**Instructions for the task:** Beneath this task is a listing. State how many of its lines include the string "mayor", giving nothing but the number.

**Part of a data file:**
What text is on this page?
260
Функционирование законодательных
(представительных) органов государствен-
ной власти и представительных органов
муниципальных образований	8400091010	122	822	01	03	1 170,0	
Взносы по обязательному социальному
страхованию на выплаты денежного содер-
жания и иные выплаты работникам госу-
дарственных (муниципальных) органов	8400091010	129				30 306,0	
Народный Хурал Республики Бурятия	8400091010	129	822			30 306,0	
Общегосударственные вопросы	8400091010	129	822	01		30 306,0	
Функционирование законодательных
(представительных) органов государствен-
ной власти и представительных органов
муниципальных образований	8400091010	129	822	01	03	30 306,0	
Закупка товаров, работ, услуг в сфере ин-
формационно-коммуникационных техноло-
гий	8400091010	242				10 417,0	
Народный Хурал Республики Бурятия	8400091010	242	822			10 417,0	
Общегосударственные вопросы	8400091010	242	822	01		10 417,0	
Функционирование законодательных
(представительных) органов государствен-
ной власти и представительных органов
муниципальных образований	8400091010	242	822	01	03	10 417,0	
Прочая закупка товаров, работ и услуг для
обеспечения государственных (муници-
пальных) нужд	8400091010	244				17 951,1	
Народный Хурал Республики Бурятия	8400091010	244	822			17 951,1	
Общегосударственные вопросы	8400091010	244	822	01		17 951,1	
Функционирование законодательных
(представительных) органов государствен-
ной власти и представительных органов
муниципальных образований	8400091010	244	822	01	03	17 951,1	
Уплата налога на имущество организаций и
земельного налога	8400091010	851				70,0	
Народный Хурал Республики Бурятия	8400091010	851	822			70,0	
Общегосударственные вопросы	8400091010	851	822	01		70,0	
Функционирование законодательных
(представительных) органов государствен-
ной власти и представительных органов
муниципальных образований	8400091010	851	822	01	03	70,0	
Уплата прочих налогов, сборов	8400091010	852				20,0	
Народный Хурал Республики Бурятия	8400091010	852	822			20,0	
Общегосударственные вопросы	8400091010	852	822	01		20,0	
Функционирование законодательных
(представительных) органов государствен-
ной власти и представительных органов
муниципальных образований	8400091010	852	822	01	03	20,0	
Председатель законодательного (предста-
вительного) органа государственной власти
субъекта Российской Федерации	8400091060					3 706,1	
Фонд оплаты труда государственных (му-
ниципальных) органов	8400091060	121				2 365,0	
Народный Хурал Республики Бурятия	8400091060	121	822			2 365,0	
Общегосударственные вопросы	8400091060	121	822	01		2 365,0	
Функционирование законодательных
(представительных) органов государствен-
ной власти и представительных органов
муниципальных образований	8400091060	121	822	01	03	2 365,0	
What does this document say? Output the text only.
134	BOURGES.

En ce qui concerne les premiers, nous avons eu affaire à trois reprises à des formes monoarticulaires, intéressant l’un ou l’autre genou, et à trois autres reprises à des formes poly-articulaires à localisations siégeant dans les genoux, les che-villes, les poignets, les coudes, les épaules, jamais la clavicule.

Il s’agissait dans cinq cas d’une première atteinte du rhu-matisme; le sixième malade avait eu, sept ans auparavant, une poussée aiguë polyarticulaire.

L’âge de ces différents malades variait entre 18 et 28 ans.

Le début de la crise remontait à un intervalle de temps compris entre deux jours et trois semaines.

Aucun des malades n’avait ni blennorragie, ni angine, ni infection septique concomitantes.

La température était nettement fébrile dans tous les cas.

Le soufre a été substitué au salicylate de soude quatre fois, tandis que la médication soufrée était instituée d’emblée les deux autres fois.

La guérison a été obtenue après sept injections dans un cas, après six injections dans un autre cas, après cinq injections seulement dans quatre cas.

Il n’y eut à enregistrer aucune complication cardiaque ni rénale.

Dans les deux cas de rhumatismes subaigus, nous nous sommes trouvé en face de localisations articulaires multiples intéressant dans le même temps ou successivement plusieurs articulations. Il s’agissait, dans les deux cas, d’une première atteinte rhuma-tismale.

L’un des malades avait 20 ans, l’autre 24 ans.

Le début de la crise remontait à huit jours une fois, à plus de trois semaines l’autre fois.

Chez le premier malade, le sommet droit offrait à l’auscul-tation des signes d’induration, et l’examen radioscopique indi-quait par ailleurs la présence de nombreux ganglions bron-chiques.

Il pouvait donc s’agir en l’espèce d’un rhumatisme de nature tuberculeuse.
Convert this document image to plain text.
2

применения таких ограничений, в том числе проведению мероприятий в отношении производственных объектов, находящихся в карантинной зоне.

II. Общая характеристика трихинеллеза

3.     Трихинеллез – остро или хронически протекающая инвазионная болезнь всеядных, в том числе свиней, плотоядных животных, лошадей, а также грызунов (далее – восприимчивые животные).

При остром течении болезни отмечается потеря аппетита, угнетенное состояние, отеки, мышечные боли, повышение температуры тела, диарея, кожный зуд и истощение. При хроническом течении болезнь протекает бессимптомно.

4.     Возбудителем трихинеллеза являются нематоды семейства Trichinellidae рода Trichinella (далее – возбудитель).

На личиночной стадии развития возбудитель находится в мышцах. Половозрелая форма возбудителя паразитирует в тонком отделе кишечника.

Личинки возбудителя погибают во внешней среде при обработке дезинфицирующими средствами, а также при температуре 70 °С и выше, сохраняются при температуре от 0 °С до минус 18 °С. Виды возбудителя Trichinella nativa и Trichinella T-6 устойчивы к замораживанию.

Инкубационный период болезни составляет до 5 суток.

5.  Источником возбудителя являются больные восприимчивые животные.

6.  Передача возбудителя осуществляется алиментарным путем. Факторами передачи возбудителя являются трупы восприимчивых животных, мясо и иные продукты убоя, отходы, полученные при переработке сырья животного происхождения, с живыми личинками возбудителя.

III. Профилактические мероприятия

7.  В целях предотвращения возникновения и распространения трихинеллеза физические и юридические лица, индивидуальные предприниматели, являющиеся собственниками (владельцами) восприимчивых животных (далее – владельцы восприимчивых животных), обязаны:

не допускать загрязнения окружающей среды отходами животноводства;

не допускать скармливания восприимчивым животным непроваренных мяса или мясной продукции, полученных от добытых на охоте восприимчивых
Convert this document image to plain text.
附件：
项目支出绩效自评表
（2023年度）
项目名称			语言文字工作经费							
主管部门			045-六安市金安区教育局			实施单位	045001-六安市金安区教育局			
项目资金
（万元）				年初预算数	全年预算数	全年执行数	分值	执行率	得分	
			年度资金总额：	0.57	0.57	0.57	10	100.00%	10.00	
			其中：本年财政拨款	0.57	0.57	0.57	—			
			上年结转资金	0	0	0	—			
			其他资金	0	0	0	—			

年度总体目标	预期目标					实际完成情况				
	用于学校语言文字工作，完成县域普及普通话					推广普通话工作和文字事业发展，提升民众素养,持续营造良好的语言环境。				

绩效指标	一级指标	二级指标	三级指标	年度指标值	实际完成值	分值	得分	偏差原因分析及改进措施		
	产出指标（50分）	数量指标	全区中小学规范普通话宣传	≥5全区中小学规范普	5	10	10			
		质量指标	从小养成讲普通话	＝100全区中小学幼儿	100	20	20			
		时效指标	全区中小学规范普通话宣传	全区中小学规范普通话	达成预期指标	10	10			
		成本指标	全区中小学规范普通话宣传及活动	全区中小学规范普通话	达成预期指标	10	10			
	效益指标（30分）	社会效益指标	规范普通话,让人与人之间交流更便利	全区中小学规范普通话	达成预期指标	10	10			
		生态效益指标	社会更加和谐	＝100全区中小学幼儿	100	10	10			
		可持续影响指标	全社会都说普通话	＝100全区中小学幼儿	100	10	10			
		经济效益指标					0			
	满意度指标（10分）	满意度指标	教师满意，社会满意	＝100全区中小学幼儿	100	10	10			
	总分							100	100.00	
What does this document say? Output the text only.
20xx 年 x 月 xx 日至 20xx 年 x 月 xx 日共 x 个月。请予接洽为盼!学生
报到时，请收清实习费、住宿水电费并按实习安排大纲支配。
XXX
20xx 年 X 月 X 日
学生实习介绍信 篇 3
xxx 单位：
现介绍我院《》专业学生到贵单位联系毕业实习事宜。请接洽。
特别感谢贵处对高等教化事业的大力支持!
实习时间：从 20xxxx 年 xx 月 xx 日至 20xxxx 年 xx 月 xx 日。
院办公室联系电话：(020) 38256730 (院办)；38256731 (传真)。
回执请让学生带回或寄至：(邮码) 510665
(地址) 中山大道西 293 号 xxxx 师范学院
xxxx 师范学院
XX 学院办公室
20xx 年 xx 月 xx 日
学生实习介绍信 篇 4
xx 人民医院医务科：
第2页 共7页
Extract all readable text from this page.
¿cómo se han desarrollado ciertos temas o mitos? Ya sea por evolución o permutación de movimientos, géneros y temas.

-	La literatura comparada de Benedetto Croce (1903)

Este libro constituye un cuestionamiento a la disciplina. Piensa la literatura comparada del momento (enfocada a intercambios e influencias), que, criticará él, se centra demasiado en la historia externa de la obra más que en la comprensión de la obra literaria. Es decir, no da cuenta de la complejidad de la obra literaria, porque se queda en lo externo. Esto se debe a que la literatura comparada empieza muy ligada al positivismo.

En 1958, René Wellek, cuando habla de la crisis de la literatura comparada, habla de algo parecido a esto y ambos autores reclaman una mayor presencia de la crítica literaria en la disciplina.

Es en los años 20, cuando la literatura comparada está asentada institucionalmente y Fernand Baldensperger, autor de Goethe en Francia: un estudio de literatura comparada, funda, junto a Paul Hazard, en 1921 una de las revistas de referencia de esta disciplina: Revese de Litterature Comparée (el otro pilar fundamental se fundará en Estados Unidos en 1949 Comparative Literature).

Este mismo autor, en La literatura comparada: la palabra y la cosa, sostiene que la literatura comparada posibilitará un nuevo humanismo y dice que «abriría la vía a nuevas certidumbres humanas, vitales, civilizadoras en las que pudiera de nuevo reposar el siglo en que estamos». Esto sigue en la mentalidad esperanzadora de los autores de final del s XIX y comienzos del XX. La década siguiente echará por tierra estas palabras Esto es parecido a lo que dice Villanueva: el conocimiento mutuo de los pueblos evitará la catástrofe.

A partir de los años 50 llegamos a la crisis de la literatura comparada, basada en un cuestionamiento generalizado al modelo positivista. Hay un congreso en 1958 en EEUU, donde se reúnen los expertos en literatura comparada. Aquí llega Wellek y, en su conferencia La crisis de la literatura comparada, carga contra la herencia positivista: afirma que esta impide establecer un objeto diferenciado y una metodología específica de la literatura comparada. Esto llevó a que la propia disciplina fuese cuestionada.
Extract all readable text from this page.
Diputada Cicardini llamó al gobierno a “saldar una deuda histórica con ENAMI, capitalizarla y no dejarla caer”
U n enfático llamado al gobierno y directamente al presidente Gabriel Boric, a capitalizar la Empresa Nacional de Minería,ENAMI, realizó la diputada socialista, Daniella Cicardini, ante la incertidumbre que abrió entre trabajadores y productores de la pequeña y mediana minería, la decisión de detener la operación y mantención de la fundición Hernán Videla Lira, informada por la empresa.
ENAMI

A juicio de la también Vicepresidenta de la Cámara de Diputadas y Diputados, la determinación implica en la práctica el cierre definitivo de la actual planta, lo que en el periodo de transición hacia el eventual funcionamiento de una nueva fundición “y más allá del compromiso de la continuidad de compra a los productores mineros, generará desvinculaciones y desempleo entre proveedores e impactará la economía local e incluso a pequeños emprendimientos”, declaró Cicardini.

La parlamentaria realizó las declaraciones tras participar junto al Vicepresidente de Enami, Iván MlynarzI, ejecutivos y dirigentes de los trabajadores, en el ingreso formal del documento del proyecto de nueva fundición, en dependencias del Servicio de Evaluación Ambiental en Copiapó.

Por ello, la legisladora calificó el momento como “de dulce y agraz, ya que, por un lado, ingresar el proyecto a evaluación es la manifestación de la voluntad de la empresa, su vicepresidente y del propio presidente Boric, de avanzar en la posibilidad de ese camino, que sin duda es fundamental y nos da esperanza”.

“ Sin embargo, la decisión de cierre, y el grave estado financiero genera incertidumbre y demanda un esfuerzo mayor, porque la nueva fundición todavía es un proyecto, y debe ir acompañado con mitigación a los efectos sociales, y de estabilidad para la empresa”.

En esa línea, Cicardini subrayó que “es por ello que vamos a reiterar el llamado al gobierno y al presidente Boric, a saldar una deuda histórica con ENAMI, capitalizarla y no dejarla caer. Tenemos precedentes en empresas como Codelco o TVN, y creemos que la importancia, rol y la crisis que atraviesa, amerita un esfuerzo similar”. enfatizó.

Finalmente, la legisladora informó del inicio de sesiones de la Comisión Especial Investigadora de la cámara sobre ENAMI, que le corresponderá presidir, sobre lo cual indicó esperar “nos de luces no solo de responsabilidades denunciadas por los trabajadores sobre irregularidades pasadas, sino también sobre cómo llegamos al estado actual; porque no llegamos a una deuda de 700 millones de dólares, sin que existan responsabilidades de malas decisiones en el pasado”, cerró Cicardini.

**Output below:** 2